— EXERCISE PROMPT —
In the records below, write out as a numbered list every line from the one containing "text: 4,6: [514, 427, 527, 436]" through the one containing "Give bounding boxes", both included and with any blank lines left out.
— start —
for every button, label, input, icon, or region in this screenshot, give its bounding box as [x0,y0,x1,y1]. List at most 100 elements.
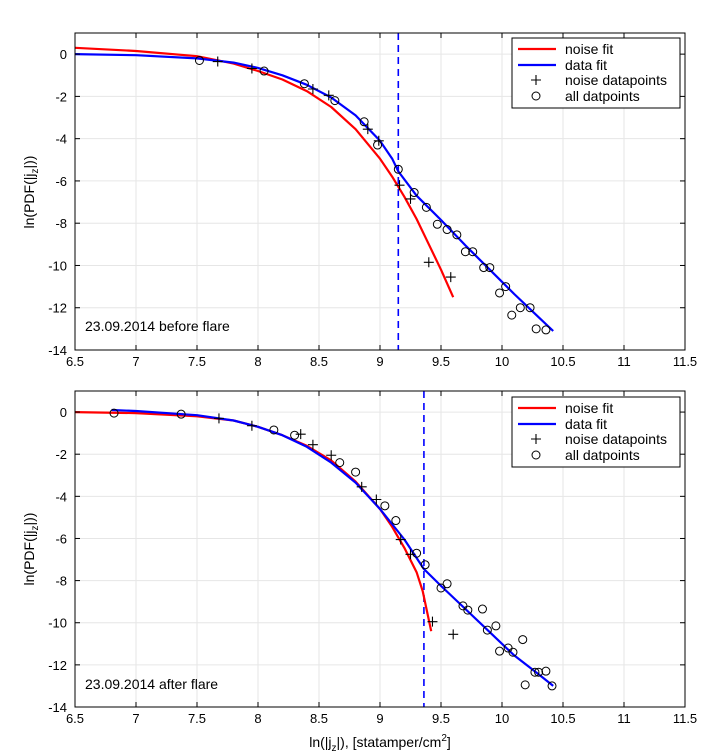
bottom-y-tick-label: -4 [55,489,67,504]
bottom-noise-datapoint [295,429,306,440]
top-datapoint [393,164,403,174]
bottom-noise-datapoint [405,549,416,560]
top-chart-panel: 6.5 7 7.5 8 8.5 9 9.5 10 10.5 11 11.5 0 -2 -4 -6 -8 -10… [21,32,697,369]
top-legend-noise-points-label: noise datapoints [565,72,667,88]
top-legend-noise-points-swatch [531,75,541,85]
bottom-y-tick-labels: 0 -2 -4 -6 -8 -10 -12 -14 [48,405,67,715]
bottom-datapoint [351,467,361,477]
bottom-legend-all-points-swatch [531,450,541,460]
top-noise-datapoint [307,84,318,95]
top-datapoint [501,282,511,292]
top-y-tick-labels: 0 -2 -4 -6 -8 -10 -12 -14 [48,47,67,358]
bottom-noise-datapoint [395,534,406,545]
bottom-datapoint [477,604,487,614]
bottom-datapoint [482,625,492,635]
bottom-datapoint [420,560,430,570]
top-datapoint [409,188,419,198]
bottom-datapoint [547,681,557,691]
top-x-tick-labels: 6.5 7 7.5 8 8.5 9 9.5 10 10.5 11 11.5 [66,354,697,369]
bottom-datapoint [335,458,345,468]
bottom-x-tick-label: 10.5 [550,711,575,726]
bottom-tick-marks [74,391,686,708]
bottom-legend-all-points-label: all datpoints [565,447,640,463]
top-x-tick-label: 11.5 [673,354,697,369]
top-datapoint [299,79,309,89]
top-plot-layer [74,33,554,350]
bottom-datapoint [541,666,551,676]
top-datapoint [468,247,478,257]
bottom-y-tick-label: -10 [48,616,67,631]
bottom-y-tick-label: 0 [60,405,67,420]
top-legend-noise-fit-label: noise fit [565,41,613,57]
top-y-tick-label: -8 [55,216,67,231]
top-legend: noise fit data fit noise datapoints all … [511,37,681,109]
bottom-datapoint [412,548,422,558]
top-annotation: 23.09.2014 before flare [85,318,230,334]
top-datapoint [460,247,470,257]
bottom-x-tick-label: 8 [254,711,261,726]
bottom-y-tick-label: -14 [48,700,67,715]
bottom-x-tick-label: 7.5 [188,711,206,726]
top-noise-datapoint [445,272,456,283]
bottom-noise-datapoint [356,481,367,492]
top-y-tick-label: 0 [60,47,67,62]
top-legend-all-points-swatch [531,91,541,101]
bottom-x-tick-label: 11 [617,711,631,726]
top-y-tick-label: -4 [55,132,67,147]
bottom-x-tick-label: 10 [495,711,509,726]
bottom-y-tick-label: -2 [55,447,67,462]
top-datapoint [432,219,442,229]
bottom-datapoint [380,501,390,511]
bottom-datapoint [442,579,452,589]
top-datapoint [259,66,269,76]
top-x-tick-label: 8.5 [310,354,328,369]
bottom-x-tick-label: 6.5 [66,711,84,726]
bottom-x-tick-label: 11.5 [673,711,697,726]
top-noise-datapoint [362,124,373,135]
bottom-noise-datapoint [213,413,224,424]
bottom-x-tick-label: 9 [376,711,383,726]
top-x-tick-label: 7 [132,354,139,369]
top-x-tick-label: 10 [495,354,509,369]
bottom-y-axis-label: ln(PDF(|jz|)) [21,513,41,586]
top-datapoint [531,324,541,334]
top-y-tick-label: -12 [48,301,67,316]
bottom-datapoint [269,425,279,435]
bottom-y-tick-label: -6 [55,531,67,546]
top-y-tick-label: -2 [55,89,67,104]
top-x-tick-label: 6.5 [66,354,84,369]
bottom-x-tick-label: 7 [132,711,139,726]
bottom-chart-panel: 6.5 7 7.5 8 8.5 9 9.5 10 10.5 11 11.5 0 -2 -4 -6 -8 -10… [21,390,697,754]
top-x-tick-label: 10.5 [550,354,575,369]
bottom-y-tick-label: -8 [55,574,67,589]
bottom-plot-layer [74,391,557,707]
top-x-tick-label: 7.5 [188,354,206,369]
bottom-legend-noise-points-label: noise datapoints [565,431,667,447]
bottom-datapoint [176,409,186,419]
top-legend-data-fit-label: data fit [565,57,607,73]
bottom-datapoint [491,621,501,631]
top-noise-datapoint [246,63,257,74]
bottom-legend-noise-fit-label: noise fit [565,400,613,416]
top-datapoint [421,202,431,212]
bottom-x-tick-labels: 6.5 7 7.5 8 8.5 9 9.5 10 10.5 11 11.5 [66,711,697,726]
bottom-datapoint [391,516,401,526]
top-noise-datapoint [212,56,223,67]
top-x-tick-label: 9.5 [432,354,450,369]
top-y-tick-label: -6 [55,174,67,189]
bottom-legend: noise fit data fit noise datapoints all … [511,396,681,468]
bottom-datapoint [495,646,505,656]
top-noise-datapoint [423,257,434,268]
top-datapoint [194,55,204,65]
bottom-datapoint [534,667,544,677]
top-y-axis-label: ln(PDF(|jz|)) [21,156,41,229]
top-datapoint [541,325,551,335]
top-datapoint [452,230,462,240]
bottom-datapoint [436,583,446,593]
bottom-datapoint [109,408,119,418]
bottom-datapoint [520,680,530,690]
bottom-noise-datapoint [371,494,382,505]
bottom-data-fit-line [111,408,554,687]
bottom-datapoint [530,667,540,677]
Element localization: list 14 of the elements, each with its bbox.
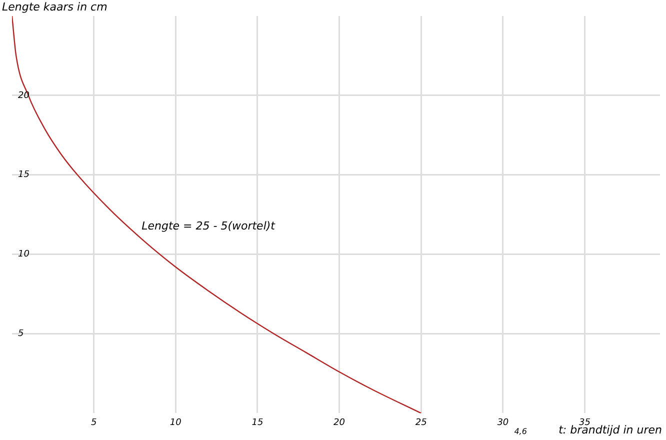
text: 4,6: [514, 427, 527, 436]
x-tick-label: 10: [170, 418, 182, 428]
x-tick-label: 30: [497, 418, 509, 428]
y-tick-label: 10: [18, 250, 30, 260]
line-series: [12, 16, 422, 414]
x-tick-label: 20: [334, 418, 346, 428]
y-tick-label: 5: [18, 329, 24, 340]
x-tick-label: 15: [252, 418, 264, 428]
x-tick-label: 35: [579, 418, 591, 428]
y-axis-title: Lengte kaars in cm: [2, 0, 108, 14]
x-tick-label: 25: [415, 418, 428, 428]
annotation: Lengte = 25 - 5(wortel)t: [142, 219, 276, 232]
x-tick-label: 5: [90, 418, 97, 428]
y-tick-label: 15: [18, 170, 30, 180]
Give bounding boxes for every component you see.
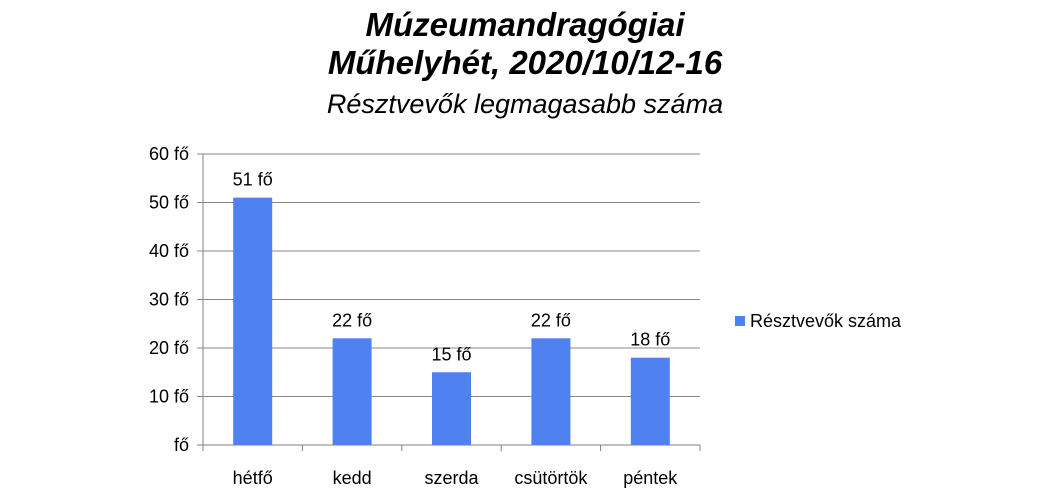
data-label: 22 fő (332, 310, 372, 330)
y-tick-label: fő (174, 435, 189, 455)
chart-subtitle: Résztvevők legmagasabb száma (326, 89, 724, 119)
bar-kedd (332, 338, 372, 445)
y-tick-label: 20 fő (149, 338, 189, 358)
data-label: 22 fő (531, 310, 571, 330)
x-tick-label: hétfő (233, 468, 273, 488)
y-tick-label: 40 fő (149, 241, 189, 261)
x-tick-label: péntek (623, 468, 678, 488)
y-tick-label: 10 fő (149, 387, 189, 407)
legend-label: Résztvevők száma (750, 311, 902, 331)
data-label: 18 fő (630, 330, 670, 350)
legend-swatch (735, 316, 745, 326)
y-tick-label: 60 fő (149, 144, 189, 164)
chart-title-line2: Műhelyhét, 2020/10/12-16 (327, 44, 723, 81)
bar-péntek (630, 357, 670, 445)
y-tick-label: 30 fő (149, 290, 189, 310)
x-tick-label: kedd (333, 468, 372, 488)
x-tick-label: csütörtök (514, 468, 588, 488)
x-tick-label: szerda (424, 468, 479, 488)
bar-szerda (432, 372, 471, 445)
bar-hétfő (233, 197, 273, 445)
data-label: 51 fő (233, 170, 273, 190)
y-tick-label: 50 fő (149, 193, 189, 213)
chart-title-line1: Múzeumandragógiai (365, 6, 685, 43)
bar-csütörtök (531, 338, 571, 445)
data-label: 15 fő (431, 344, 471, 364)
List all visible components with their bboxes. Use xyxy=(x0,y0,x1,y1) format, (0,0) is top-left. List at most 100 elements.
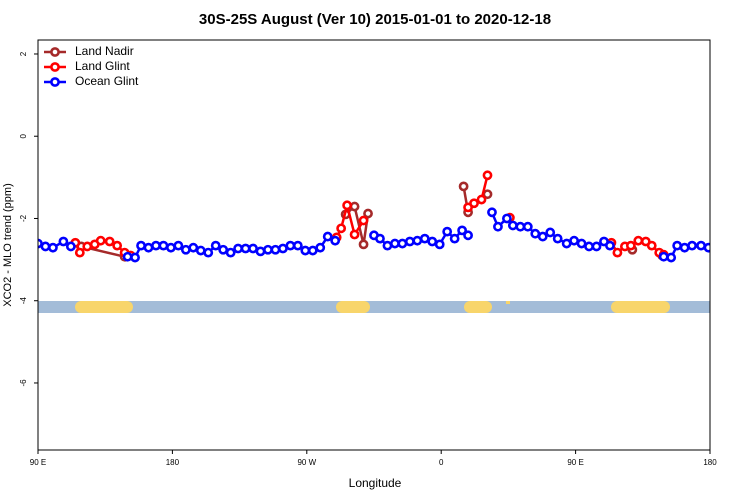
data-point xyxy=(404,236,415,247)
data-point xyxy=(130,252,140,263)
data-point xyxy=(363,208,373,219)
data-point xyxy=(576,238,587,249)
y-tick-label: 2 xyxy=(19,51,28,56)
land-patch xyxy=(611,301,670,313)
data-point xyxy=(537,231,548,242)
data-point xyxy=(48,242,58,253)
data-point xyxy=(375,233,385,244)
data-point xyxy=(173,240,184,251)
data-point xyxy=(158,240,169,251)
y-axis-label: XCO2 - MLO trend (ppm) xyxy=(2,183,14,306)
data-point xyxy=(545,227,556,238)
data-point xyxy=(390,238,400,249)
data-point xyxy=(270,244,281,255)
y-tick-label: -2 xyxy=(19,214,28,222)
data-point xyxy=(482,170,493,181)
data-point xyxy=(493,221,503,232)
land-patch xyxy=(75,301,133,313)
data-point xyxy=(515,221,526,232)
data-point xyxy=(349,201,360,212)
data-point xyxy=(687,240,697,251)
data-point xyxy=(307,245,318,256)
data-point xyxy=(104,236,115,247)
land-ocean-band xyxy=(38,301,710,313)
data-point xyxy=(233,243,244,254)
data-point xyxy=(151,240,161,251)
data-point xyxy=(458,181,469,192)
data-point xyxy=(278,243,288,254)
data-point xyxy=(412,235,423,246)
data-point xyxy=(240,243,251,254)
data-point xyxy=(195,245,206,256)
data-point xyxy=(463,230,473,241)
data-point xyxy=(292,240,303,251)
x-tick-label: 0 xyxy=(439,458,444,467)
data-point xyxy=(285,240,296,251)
— end —
— WORKED ANSWER —
1. text: 4,6: [514, 427, 527, 436]
2. x-tick-label: 10: [170, 418, 182, 428]
3. x-tick-label: 30: [497, 418, 509, 428]
4. y-tick-label: 10: [18, 250, 30, 260]
5. line-series: [12, 16, 422, 414]
6. x-tick-label: 20: [334, 418, 346, 428]
7. y-tick-label: 5: [18, 329, 24, 340]
8. x-tick-label: 15: [252, 418, 264, 428]
9. x-tick-label: 35: [579, 418, 591, 428]
10. y-axis-title: Lengte kaars in cm: [2, 0, 108, 14]
11. x-tick-label: 25: [415, 418, 428, 428]
12. annotation: Lengte = 25 - 5(wortel)t: [142, 219, 276, 232]
13. x-tick-label: 5: [90, 418, 97, 428]
14. y-tick-label: 15: [18, 170, 30, 180]
15. Give bounding boxes for every component you see.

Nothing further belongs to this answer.